Every line of the material that follows must be printed again exactly.
▽
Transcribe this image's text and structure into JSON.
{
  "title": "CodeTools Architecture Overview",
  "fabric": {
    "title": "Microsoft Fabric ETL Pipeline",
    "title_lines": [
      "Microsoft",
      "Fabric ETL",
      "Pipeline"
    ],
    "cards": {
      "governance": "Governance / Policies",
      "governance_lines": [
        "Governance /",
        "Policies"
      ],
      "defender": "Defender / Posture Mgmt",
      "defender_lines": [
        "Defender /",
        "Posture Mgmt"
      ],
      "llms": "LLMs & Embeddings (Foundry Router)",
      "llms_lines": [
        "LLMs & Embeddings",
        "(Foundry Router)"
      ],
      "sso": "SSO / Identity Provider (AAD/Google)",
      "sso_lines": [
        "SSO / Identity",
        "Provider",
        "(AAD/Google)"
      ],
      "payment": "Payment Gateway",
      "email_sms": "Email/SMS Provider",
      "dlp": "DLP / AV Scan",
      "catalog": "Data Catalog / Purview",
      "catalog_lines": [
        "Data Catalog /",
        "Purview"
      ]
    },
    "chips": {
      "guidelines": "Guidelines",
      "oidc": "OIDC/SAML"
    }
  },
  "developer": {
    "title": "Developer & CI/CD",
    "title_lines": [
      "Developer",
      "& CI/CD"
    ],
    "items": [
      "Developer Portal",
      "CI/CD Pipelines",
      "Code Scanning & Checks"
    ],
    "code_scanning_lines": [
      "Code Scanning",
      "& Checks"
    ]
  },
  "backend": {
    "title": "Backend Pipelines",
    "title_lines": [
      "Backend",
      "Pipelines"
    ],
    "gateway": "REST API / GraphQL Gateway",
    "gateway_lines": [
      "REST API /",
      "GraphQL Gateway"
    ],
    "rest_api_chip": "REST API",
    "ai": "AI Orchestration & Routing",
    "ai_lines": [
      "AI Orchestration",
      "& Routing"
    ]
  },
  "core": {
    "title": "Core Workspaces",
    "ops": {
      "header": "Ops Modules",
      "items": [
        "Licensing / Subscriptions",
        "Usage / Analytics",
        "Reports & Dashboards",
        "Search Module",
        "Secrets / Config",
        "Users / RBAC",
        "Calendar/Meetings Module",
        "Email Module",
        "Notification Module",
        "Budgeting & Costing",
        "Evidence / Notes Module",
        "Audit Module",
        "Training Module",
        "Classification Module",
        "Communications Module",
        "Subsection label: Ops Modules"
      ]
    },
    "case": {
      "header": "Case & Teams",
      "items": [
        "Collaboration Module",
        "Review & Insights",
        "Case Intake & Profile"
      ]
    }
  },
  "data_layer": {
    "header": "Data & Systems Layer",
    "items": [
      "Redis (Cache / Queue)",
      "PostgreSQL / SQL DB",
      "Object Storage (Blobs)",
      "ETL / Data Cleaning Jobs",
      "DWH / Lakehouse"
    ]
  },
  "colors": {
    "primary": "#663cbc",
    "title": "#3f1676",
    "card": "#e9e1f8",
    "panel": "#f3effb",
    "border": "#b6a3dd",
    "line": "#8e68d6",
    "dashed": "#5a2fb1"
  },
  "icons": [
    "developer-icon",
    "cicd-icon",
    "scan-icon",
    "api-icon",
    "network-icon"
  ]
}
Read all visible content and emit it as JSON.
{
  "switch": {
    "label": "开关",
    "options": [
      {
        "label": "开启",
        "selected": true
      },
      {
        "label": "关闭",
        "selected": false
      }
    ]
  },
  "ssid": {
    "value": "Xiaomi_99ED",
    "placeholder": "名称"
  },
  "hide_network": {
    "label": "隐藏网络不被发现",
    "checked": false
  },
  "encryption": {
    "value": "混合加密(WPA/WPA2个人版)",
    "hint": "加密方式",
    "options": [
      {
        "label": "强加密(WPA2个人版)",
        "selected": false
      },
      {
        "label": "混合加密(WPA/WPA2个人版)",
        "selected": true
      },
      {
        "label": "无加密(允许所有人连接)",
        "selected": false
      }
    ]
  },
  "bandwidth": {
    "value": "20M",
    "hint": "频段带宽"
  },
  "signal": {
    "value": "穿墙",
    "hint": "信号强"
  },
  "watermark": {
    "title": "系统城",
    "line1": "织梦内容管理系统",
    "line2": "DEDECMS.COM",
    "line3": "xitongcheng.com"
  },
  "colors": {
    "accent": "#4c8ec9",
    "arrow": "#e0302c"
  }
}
△
- **Correct output**:
Transcribe this image's text and structure into JSON.
{
  "title": "CodeTools Architecture Overview",
  "fabric": {
    "title": "Microsoft Fabric ETL Pipeline",
    "title_lines": [
      "Microsoft",
      "Fabric ETL",
      "Pipeline"
    ],
    "cards": {
      "governance": "Governance / Policies",
      "governance_lines": [
        "Governance /",
        "Policies"
      ],
      "defender": "Defender / Posture Mgmt",
      "defender_lines": [
        "Defender /",
        "Posture Mgmt"
      ],
      "llms": "LLMs & Embeddings (Foundry Router)",
      "llms_lines": [
        "LLMs & Embeddings",
        "(Foundry Router)"
      ],
      "sso": "SSO / Identity Provider (AAD/Google)",
      "sso_lines": [
        "SSO / Identity",
        "Provider",
        "(AAD/Google)"
      ],
      "payment": "Payment Gateway",
      "email_sms": "Email/SMS Provider",
      "dlp": "DLP / AV Scan",
      "catalog": "Data Catalog / Purview",
      "catalog_lines": [
        "Data Catalog /",
        "Purview"
      ]
    },
    "chips": {
      "guidelines": "Guidelines",
      "oidc": "OIDC/SAML"
    }
  },
  "developer": {
    "title": "Developer & CI/CD",
    "title_lines": [
      "Developer",
      "& CI/CD"
    ],
    "items": [
      "Developer Portal",
      "CI/CD Pipelines",
      "Code Scanning & Checks"
    ],
    "code_scanning_lines": [
      "Code Scanning",
      "& Checks"
    ]
  },
  "backend": {
    "title": "Backend Pipelines",
    "title_lines": [
      "Backend",
      "Pipelines"
    ],
    "gateway": "REST API / GraphQL Gateway",
    "gateway_lines": [
      "REST API /",
      "GraphQL Gateway"
    ],
    "rest_api_chip": "REST API",
    "ai": "AI Orchestration & Routing",
    "ai_lines": [
      "AI Orchestration",
      "& Routing"
    ]
  },
  "core": {
    "title": "Core Workspaces",
    "ops": {
      "header": "Ops Modules",
      "items": [
        "Licensing / Subscriptions",
        "Usage / Analytics",
        "Reports & Dashboards",
        "Search Module",
        "Secrets / Config",
        "Users / RBAC",
        "Calendar/Meetings Module",
        "Email Module",
        "Notification Module",
        "Budgeting & Costing",
        "Evidence / Notes Module",
        "Audit Module",
        "Training Module",
        "Classification Module",
        "Communications Module",
        "Subsection label: Ops Modules"
      ]
    },
    "case": {
      "header": "Case & Teams",
      "items": [
        "Collaboration Module",
        "Review & Insights",
        "Case Intake & Profile"
      ]
    }
  },
  "data_layer": {
    "header": "Data & Systems Layer",
    "items": [
      "Redis (Cache / Queue)",
      "PostgreSQL / SQL DB",
      "Object Storage (Blobs)",
      "ETL / Data Cleaning Jobs",
      "DWH / Lakehouse"
    ]
  },
  "colors": {
    "primary": "#663cbc",
    "title": "#3f1676",
    "card": "#e9e1f8",
    "panel": "#f3effb",
    "border": "#b6a3dd",
    "line": "#8e68d6",
    "dashed": "#5a2fb1"
  },
  "icons": [
    "developer-icon",
    "cicd-icon",
    "scan-icon",
    "api-icon",
    "network-icon"
  ]
}
Read all visible content and emit it as JSON.
{
  "switch": {
    "label": "开关",
    "options": [
      {
        "label": "开启",
        "selected": true
      },
      {
        "label": "关闭",
        "selected": false
      }
    ]
  },
  "ssid": {
    "value": "Xiaomi_99ED",
    "placeholder": "名称"
  },
  "hide_network": {
    "label": "隐藏网络不被发现",
    "checked": false
  },
  "encryption": {
    "value": "混合加密(WPA/WPA2个人版)",
    "hint": "加密方式",
    "options": [
      {
        "label": "强加密(WPA2个人版)",
        "selected": false
      },
      {
        "label": "混合加密(WPA/WPA2个人版)",
        "selected": true
      },
      {
        "label": "无加密(允许所有人连接)",
        "selected": false
      }
    ]
  },
  "bandwidth": {
    "value": "20M",
    "hint": "频段带宽"
  },
  "signal": {
    "value": "穿墙",
    "hint": "信号强"
  },
  "watermark": {
    "title": "系统城",
    "line1": "织梦内容管理系统",
    "line2": "DEDECMS.COM",
    "line3": "xitongcheng.com"
  },
  "colors": {
    "accent": "#4c8ec9",
    "arrow": "#e0302c"
  }
}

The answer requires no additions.